### Records for the task
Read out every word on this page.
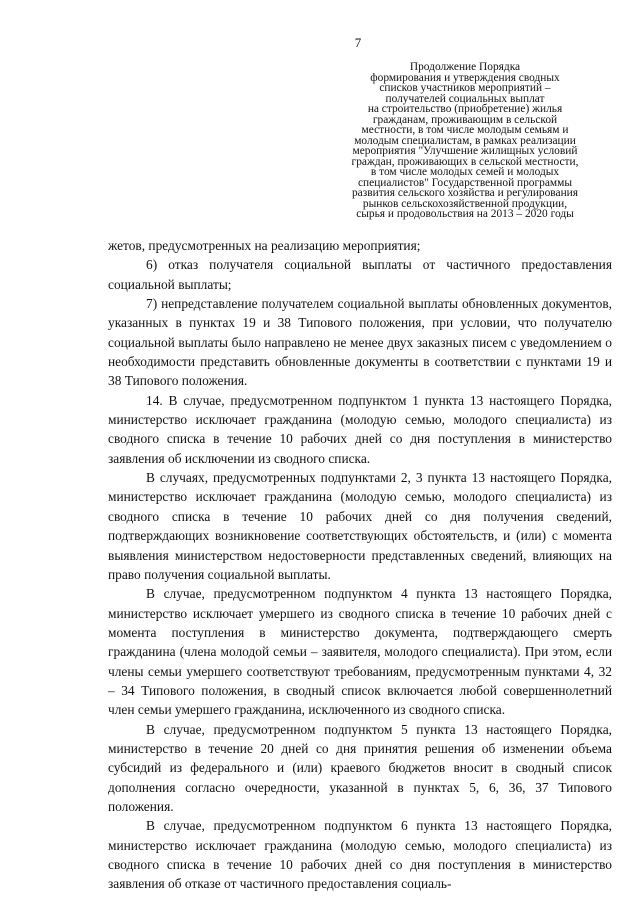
7
Продолжение Порядка
формирования и утверждения сводных
списков участников мероприятий –
получателей социальных выплат
на строительство (приобретение) жилья
гражданам, проживающим в сельской
местности, в том числе молодым семьям и
молодым специалистам, в рамках реализации
мероприятия "Улучшение жилищных условий
граждан, проживающих в сельской местности,
в том числе молодых семей и молодых
специалистов" Государственной программы
развития сельского хозяйства и регулирования
рынков сельскохозяйственной продукции,
сырья и продовольствия на 2013 – 2020 годы

жетов, предусмотренных на реализацию мероприятия;

6) отказ получателя социальной выплаты от частичного предоставления социальной выплаты;

7) непредставление получателем социальной выплаты обновленных документов, указанных в пунктах 19 и 38 Типового положения, при условии, что получателю социальной выплаты было направлено не менее двух заказных писем с уведомлением о необходимости представить обновленные документы в соответствии с пунктами 19 и 38 Типового положения.

14. В случае, предусмотренном подпунктом 1 пункта 13 настоящего Порядка, министерство исключает гражданина (молодую семью, молодого специалиста) из сводного списка в течение 10 рабочих дней со дня поступления в министерство заявления об исключении из сводного списка.

В случаях, предусмотренных подпунктами 2, 3 пункта 13 настоящего Порядка, министерство исключает гражданина (молодую семью, молодого специалиста) из сводного списка в течение 10 рабочих дней со дня получения сведений, подтверждающих возникновение соответствующих обстоятельств, и (или) с момента выявления министерством недостоверности представленных сведений, влияющих на право получения социальной выплаты.

В случае, предусмотренном подпунктом 4 пункта 13 настоящего Порядка, министерство исключает умершего из сводного списка в течение 10 рабочих дней с момента поступления в министерство документа, подтверждающего смерть гражданина (члена молодой семьи – заявителя, молодого специалиста). При этом, если члены семьи умершего соответствуют требованиям, предусмотренным пунктами 4, 32 – 34 Типового положения, в сводный список включается любой совершеннолетний член семьи умершего гражданина, исключенного из сводного списка.

В случае, предусмотренном подпунктом 5 пункта 13 настоящего Порядка, министерство в течение 20 дней со дня принятия решения об изменении объема субсидий из федерального и (или) краевого бюджетов вносит в сводный список дополнения согласно очередности, указанной в пунктах 5, 6, 36, 37 Типового положения.

В случае, предусмотренном подпунктом 6 пункта 13 настоящего Порядка, министерство исключает гражданина (молодую семью, молодого специалиста) из сводного списка в течение 10 рабочих дней со дня поступления в министерство заявления об отказе от частичного предоставления социаль-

### Given task
Copy the listing exactly. Any image in it stays out of the copy.

### Answer for this exercise
Read out every word on this page.
7
Продолжение Порядка
формирования и утверждения сводных
списков участников мероприятий –
получателей социальных выплат
на строительство (приобретение) жилья
гражданам, проживающим в сельской
местности, в том числе молодым семьям и
молодым специалистам, в рамках реализации
мероприятия "Улучшение жилищных условий
граждан, проживающих в сельской местности,
в том числе молодых семей и молодых
специалистов" Государственной программы
развития сельского хозяйства и регулирования
рынков сельскохозяйственной продукции,
сырья и продовольствия на 2013 – 2020 годы

жетов, предусмотренных на реализацию мероприятия;

6) отказ получателя социальной выплаты от частичного предоставления социальной выплаты;

7) непредставление получателем социальной выплаты обновленных документов, указанных в пунктах 19 и 38 Типового положения, при условии, что получателю социальной выплаты было направлено не менее двух заказных писем с уведомлением о необходимости представить обновленные документы в соответствии с пунктами 19 и 38 Типового положения.

14. В случае, предусмотренном подпунктом 1 пункта 13 настоящего Порядка, министерство исключает гражданина (молодую семью, молодого специалиста) из сводного списка в течение 10 рабочих дней со дня поступления в министерство заявления об исключении из сводного списка.

В случаях, предусмотренных подпунктами 2, 3 пункта 13 настоящего Порядка, министерство исключает гражданина (молодую семью, молодого специалиста) из сводного списка в течение 10 рабочих дней со дня получения сведений, подтверждающих возникновение соответствующих обстоятельств, и (или) с момента выявления министерством недостоверности представленных сведений, влияющих на право получения социальной выплаты.

В случае, предусмотренном подпунктом 4 пункта 13 настоящего Порядка, министерство исключает умершего из сводного списка в течение 10 рабочих дней с момента поступления в министерство документа, подтверждающего смерть гражданина (члена молодой семьи – заявителя, молодого специалиста). При этом, если члены семьи умершего соответствуют требованиям, предусмотренным пунктами 4, 32 – 34 Типового положения, в сводный список включается любой совершеннолетний член семьи умершего гражданина, исключенного из сводного списка.

В случае, предусмотренном подпунктом 5 пункта 13 настоящего Порядка, министерство в течение 20 дней со дня принятия решения об изменении объема субсидий из федерального и (или) краевого бюджетов вносит в сводный список дополнения согласно очередности, указанной в пунктах 5, 6, 36, 37 Типового положения.

В случае, предусмотренном подпунктом 6 пункта 13 настоящего Порядка, министерство исключает гражданина (молодую семью, молодого специалиста) из сводного списка в течение 10 рабочих дней со дня поступления в министерство заявления об отказе от частичного предоставления социаль-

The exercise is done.